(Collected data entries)
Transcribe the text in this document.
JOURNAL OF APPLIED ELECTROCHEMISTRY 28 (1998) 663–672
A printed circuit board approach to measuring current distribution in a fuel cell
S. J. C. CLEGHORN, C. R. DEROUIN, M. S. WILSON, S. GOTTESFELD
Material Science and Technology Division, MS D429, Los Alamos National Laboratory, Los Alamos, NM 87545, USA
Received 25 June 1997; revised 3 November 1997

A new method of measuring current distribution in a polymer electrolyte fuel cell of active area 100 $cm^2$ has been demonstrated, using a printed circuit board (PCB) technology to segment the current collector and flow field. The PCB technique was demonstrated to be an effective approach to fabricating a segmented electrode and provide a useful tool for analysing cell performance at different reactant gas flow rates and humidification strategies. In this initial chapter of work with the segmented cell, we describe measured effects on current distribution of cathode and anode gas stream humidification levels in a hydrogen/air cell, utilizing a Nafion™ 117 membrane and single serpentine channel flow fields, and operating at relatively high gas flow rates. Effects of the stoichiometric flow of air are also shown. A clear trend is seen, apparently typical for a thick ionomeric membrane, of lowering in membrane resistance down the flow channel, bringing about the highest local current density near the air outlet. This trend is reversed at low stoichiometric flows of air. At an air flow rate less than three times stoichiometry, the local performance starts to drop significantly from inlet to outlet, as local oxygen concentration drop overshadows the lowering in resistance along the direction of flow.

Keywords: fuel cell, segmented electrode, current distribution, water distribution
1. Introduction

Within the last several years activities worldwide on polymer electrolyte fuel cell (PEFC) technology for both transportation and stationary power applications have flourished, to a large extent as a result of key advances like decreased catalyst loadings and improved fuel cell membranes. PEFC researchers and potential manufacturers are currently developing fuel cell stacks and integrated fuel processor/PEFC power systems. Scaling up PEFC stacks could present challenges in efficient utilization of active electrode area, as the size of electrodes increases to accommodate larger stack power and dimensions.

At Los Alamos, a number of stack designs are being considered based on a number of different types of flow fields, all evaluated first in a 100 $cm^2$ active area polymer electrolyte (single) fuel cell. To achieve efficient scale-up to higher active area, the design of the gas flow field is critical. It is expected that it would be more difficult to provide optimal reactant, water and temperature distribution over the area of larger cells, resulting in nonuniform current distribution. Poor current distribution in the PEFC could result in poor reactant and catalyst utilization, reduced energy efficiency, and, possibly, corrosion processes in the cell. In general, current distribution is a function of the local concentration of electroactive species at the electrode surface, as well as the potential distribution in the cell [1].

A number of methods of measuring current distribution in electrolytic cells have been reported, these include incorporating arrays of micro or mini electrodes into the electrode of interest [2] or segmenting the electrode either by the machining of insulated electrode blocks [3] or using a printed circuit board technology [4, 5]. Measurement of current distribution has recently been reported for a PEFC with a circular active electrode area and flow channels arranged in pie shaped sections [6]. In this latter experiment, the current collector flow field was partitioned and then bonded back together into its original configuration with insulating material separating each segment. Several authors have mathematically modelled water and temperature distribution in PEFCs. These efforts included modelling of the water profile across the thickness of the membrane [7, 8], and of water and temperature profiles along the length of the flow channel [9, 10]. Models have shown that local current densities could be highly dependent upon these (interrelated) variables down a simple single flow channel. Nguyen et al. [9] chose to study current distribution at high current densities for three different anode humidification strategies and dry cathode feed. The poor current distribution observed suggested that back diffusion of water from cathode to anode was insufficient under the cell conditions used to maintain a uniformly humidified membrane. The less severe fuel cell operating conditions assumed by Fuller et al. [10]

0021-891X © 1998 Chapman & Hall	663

Action item
Pull out every line of the records that includes the string "Alamos".

Answer box
Material Science and Technology Division, MS D429, Los Alamos National Laboratory, Los Alamos, NM 87545, USA
At Los Alamos, a number of stack designs are being considered based on a number of different types of flow fields, all evaluated first in a 100 $cm^2$ active area polymer electrolyte (single) fuel cell. To achieve efficient scale-up to higher active area, the design of the gas flow field is critical. It is expected that it would be more difficult to provide optimal reactant, water and temperature distribution over the area of larger cells, resulting in nonuniform current distribution. Poor current distribution in the PEFC could result in poor reactant and catalyst utilization, reduced energy efficiency, and, possibly, corrosion processes in the cell. In general, current distribution is a function of the local concentration of electroactive species at the electrode surface, as well as the potential distribution in the cell [1].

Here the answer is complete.